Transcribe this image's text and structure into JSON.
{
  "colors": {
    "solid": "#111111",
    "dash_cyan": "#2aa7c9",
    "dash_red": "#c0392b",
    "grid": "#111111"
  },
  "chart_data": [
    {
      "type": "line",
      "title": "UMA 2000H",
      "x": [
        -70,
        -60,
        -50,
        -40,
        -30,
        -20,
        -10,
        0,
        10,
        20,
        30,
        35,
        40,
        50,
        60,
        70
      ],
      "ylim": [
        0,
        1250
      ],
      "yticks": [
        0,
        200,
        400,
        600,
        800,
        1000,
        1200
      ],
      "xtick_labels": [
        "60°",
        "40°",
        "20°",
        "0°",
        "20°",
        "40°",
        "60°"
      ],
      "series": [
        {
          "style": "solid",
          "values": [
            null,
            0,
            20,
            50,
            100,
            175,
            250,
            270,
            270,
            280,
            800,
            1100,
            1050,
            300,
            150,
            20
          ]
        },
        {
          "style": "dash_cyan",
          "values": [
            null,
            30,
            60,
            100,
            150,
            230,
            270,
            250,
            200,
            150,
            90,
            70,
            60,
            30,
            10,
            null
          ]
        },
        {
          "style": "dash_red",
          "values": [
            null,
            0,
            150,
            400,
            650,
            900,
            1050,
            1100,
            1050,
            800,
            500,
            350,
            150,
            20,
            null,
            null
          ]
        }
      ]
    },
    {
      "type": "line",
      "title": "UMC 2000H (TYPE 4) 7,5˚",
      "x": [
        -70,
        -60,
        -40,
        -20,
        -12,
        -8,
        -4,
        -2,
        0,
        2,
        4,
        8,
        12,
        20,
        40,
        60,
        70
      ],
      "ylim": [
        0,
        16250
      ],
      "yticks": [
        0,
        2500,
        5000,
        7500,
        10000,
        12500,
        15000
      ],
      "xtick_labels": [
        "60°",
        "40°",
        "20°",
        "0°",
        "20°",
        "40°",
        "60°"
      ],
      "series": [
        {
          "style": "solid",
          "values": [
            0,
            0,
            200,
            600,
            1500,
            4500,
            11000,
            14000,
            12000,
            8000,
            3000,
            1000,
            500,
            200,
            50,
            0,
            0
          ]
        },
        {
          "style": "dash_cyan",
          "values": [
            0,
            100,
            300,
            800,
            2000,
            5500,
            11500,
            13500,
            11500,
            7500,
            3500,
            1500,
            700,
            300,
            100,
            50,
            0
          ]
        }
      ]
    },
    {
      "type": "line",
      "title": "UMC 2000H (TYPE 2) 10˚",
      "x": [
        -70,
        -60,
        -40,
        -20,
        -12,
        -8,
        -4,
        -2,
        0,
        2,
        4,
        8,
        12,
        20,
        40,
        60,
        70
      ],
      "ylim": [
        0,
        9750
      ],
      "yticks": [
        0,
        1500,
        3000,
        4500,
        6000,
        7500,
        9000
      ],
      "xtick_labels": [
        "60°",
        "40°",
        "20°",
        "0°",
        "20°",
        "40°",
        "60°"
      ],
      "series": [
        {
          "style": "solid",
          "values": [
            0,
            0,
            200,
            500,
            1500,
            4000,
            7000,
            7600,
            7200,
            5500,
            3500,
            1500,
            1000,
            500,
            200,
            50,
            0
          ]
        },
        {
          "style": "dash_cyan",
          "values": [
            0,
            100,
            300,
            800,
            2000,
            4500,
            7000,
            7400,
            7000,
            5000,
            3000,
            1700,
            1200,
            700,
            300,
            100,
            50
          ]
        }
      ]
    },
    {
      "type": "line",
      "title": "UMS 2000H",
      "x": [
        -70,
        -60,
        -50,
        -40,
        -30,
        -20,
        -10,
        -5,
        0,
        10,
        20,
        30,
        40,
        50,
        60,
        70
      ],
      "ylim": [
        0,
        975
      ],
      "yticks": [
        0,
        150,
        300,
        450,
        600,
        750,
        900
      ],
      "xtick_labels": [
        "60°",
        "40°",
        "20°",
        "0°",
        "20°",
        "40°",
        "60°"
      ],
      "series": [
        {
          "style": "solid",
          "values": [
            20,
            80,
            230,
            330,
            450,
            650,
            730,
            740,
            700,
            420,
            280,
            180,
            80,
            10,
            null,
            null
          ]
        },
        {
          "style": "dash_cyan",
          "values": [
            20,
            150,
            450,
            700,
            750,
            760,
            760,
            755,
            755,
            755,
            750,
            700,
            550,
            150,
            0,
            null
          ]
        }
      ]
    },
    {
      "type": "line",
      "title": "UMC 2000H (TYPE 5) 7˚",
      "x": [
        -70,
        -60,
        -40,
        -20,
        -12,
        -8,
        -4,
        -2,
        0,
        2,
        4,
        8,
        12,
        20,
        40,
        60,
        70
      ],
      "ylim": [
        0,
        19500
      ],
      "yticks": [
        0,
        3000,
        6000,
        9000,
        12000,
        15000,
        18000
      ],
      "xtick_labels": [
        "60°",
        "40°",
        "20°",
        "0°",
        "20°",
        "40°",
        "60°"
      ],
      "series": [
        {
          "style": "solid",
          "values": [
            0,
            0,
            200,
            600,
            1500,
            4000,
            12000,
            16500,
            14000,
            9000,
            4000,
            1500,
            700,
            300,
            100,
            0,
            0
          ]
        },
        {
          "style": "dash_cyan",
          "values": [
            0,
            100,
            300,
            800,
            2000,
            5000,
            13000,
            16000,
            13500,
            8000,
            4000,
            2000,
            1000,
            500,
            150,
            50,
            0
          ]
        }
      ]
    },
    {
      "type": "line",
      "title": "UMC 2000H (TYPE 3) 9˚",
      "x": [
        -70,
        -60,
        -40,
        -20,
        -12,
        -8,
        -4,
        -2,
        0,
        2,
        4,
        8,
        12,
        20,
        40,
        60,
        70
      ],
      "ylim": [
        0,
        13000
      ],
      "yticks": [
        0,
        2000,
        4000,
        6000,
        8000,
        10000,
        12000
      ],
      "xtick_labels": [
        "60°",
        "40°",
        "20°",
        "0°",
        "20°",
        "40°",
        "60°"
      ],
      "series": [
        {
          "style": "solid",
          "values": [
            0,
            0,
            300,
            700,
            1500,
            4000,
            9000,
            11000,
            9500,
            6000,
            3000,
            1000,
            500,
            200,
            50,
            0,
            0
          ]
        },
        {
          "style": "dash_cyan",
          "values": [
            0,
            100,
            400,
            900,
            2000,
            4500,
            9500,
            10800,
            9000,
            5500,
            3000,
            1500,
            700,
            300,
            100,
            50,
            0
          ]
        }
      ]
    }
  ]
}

Challenge = Copy out each record, keeping every word as it is.

Exercise answer =
Transcribe this image's text and structure into JSON.
{
  "colors": {
    "solid": "#111111",
    "dash_cyan": "#2aa7c9",
    "dash_red": "#c0392b",
    "grid": "#111111"
  },
  "chart_data": [
    {
      "type": "line",
      "title": "UMA 2000H",
      "x": [
        -70,
        -60,
        -50,
        -40,
        -30,
        -20,
        -10,
        0,
        10,
        20,
        30,
        35,
        40,
        50,
        60,
        70
      ],
      "ylim": [
        0,
        1250
      ],
      "yticks": [
        0,
        200,
        400,
        600,
        800,
        1000,
        1200
      ],
      "xtick_labels": [
        "60°",
        "40°",
        "20°",
        "0°",
        "20°",
        "40°",
        "60°"
      ],
      "series": [
        {
          "style": "solid",
          "values": [
            null,
            0,
            20,
            50,
            100,
            175,
            250,
            270,
            270,
            280,
            800,
            1100,
            1050,
            300,
            150,
            20
          ]
        },
        {
          "style": "dash_cyan",
          "values": [
            null,
            30,
            60,
            100,
            150,
            230,
            270,
            250,
            200,
            150,
            90,
            70,
            60,
            30,
            10,
            null
          ]
        },
        {
          "style": "dash_red",
          "values": [
            null,
            0,
            150,
            400,
            650,
            900,
            1050,
            1100,
            1050,
            800,
            500,
            350,
            150,
            20,
            null,
            null
          ]
        }
      ]
    },
    {
      "type": "line",
      "title": "UMC 2000H (TYPE 4) 7,5˚",
      "x": [
        -70,
        -60,
        -40,
        -20,
        -12,
        -8,
        -4,
        -2,
        0,
        2,
        4,
        8,
        12,
        20,
        40,
        60,
        70
      ],
      "ylim": [
        0,
        16250
      ],
      "yticks": [
        0,
        2500,
        5000,
        7500,
        10000,
        12500,
        15000
      ],
      "xtick_labels": [
        "60°",
        "40°",
        "20°",
        "0°",
        "20°",
        "40°",
        "60°"
      ],
      "series": [
        {
          "style": "solid",
          "values": [
            0,
            0,
            200,
            600,
            1500,
            4500,
            11000,
            14000,
            12000,
            8000,
            3000,
            1000,
            500,
            200,
            50,
            0,
            0
          ]
        },
        {
          "style": "dash_cyan",
          "values": [
            0,
            100,
            300,
            800,
            2000,
            5500,
            11500,
            13500,
            11500,
            7500,
            3500,
            1500,
            700,
            300,
            100,
            50,
            0
          ]
        }
      ]
    },
    {
      "type": "line",
      "title": "UMC 2000H (TYPE 2) 10˚",
      "x": [
        -70,
        -60,
        -40,
        -20,
        -12,
        -8,
        -4,
        -2,
        0,
        2,
        4,
        8,
        12,
        20,
        40,
        60,
        70
      ],
      "ylim": [
        0,
        9750
      ],
      "yticks": [
        0,
        1500,
        3000,
        4500,
        6000,
        7500,
        9000
      ],
      "xtick_labels": [
        "60°",
        "40°",
        "20°",
        "0°",
        "20°",
        "40°",
        "60°"
      ],
      "series": [
        {
          "style": "solid",
          "values": [
            0,
            0,
            200,
            500,
            1500,
            4000,
            7000,
            7600,
            7200,
            5500,
            3500,
            1500,
            1000,
            500,
            200,
            50,
            0
          ]
        },
        {
          "style": "dash_cyan",
          "values": [
            0,
            100,
            300,
            800,
            2000,
            4500,
            7000,
            7400,
            7000,
            5000,
            3000,
            1700,
            1200,
            700,
            300,
            100,
            50
          ]
        }
      ]
    },
    {
      "type": "line",
      "title": "UMS 2000H",
      "x": [
        -70,
        -60,
        -50,
        -40,
        -30,
        -20,
        -10,
        -5,
        0,
        10,
        20,
        30,
        40,
        50,
        60,
        70
      ],
      "ylim": [
        0,
        975
      ],
      "yticks": [
        0,
        150,
        300,
        450,
        600,
        750,
        900
      ],
      "xtick_labels": [
        "60°",
        "40°",
        "20°",
        "0°",
        "20°",
        "40°",
        "60°"
      ],
      "series": [
        {
          "style": "solid",
          "values": [
            20,
            80,
            230,
            330,
            450,
            650,
            730,
            740,
            700,
            420,
            280,
            180,
            80,
            10,
            null,
            null
          ]
        },
        {
          "style": "dash_cyan",
          "values": [
            20,
            150,
            450,
            700,
            750,
            760,
            760,
            755,
            755,
            755,
            750,
            700,
            550,
            150,
            0,
            null
          ]
        }
      ]
    },
    {
      "type": "line",
      "title": "UMC 2000H (TYPE 5) 7˚",
      "x": [
        -70,
        -60,
        -40,
        -20,
        -12,
        -8,
        -4,
        -2,
        0,
        2,
        4,
        8,
        12,
        20,
        40,
        60,
        70
      ],
      "ylim": [
        0,
        19500
      ],
      "yticks": [
        0,
        3000,
        6000,
        9000,
        12000,
        15000,
        18000
      ],
      "xtick_labels": [
        "60°",
        "40°",
        "20°",
        "0°",
        "20°",
        "40°",
        "60°"
      ],
      "series": [
        {
          "style": "solid",
          "values": [
            0,
            0,
            200,
            600,
            1500,
            4000,
            12000,
            16500,
            14000,
            9000,
            4000,
            1500,
            700,
            300,
            100,
            0,
            0
          ]
        },
        {
          "style": "dash_cyan",
          "values": [
            0,
            100,
            300,
            800,
            2000,
            5000,
            13000,
            16000,
            13500,
            8000,
            4000,
            2000,
            1000,
            500,
            150,
            50,
            0
          ]
        }
      ]
    },
    {
      "type": "line",
      "title": "UMC 2000H (TYPE 3) 9˚",
      "x": [
        -70,
        -60,
        -40,
        -20,
        -12,
        -8,
        -4,
        -2,
        0,
        2,
        4,
        8,
        12,
        20,
        40,
        60,
        70
      ],
      "ylim": [
        0,
        13000
      ],
      "yticks": [
        0,
        2000,
        4000,
        6000,
        8000,
        10000,
        12000
      ],
      "xtick_labels": [
        "60°",
        "40°",
        "20°",
        "0°",
        "20°",
        "40°",
        "60°"
      ],
      "series": [
        {
          "style": "solid",
          "values": [
            0,
            0,
            300,
            700,
            1500,
            4000,
            9000,
            11000,
            9500,
            6000,
            3000,
            1000,
            500,
            200,
            50,
            0,
            0
          ]
        },
        {
          "style": "dash_cyan",
          "values": [
            0,
            100,
            400,
            900,
            2000,
            4500,
            9500,
            10800,
            9000,
            5500,
            3000,
            1500,
            700,
            300,
            100,
            50,
            0
          ]
        }
      ]
    }
  ]
}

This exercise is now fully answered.